# [Data for processing]

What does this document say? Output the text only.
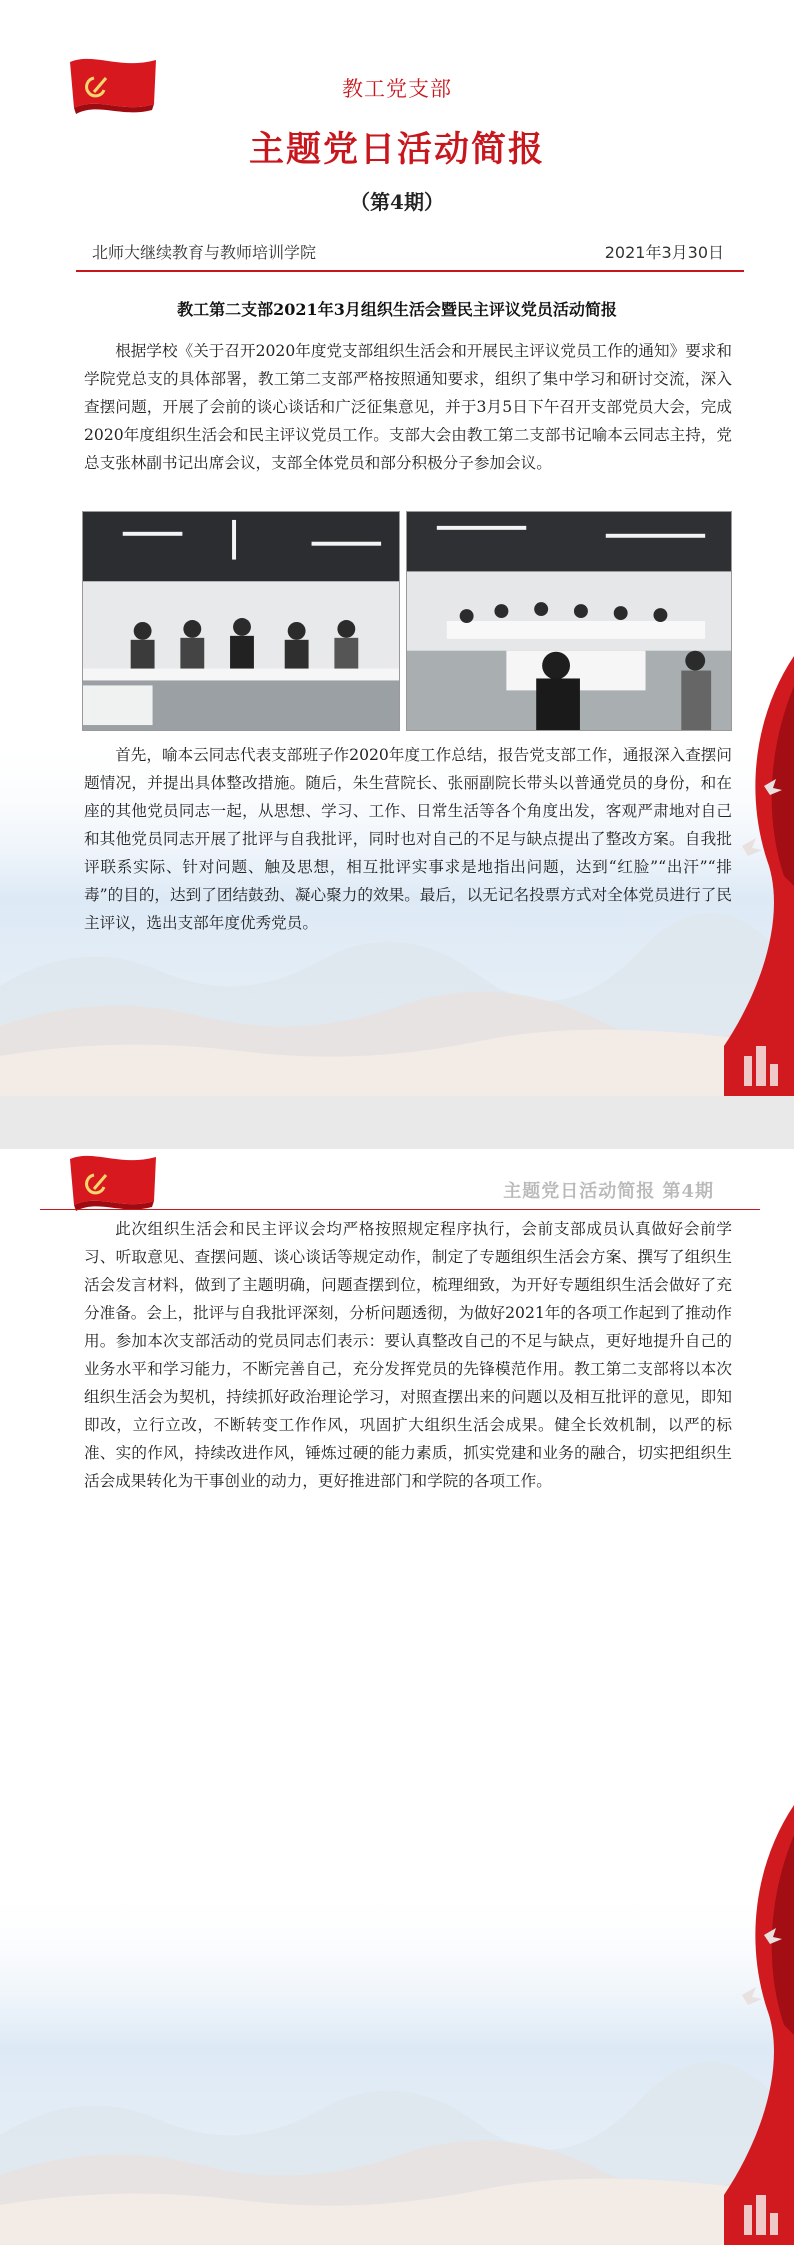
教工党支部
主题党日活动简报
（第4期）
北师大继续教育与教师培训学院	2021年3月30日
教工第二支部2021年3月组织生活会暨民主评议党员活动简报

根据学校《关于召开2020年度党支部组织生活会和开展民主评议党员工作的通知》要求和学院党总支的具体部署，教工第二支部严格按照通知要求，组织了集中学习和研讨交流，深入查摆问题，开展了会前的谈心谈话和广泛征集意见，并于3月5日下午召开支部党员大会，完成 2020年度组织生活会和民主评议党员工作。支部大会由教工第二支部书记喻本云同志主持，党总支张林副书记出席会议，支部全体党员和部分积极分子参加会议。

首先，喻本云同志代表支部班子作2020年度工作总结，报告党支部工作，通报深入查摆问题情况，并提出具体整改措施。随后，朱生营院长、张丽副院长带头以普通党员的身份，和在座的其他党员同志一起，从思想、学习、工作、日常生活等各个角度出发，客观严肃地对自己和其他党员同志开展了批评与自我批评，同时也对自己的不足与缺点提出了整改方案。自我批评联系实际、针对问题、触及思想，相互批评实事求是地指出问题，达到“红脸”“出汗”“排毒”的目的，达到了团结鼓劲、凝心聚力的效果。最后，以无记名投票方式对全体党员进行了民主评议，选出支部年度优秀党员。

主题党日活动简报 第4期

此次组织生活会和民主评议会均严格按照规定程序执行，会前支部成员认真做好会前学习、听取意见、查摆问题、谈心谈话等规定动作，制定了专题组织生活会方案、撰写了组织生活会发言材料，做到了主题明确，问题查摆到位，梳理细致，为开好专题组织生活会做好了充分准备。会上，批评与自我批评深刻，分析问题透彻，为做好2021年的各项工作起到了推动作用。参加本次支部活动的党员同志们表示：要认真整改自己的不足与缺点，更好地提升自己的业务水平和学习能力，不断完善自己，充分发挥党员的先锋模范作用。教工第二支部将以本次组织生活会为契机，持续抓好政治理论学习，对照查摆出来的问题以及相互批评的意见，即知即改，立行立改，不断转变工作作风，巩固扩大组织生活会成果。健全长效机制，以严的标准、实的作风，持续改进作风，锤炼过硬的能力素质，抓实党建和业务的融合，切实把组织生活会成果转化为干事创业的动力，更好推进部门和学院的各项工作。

# [Task directions]
Transcribe all the data word for word; the images stay out.

# [Result of this task]
What does this document say? Output the text only.
教工党支部
主题党日活动简报
（第4期）
北师大继续教育与教师培训学院	2021年3月30日
教工第二支部2021年3月组织生活会暨民主评议党员活动简报

根据学校《关于召开2020年度党支部组织生活会和开展民主评议党员工作的通知》要求和学院党总支的具体部署，教工第二支部严格按照通知要求，组织了集中学习和研讨交流，深入查摆问题，开展了会前的谈心谈话和广泛征集意见，并于3月5日下午召开支部党员大会，完成 2020年度组织生活会和民主评议党员工作。支部大会由教工第二支部书记喻本云同志主持，党总支张林副书记出席会议，支部全体党员和部分积极分子参加会议。

首先，喻本云同志代表支部班子作2020年度工作总结，报告党支部工作，通报深入查摆问题情况，并提出具体整改措施。随后，朱生营院长、张丽副院长带头以普通党员的身份，和在座的其他党员同志一起，从思想、学习、工作、日常生活等各个角度出发，客观严肃地对自己和其他党员同志开展了批评与自我批评，同时也对自己的不足与缺点提出了整改方案。自我批评联系实际、针对问题、触及思想，相互批评实事求是地指出问题，达到“红脸”“出汗”“排毒”的目的，达到了团结鼓劲、凝心聚力的效果。最后，以无记名投票方式对全体党员进行了民主评议，选出支部年度优秀党员。

主题党日活动简报 第4期

此次组织生活会和民主评议会均严格按照规定程序执行，会前支部成员认真做好会前学习、听取意见、查摆问题、谈心谈话等规定动作，制定了专题组织生活会方案、撰写了组织生活会发言材料，做到了主题明确，问题查摆到位，梳理细致，为开好专题组织生活会做好了充分准备。会上，批评与自我批评深刻，分析问题透彻，为做好2021年的各项工作起到了推动作用。参加本次支部活动的党员同志们表示：要认真整改自己的不足与缺点，更好地提升自己的业务水平和学习能力，不断完善自己，充分发挥党员的先锋模范作用。教工第二支部将以本次组织生活会为契机，持续抓好政治理论学习，对照查摆出来的问题以及相互批评的意见，即知即改，立行立改，不断转变工作作风，巩固扩大组织生活会成果。健全长效机制，以严的标准、实的作风，持续改进作风，锤炼过硬的能力素质，抓实党建和业务的融合，切实把组织生活会成果转化为干事创业的动力，更好推进部门和学院的各项工作。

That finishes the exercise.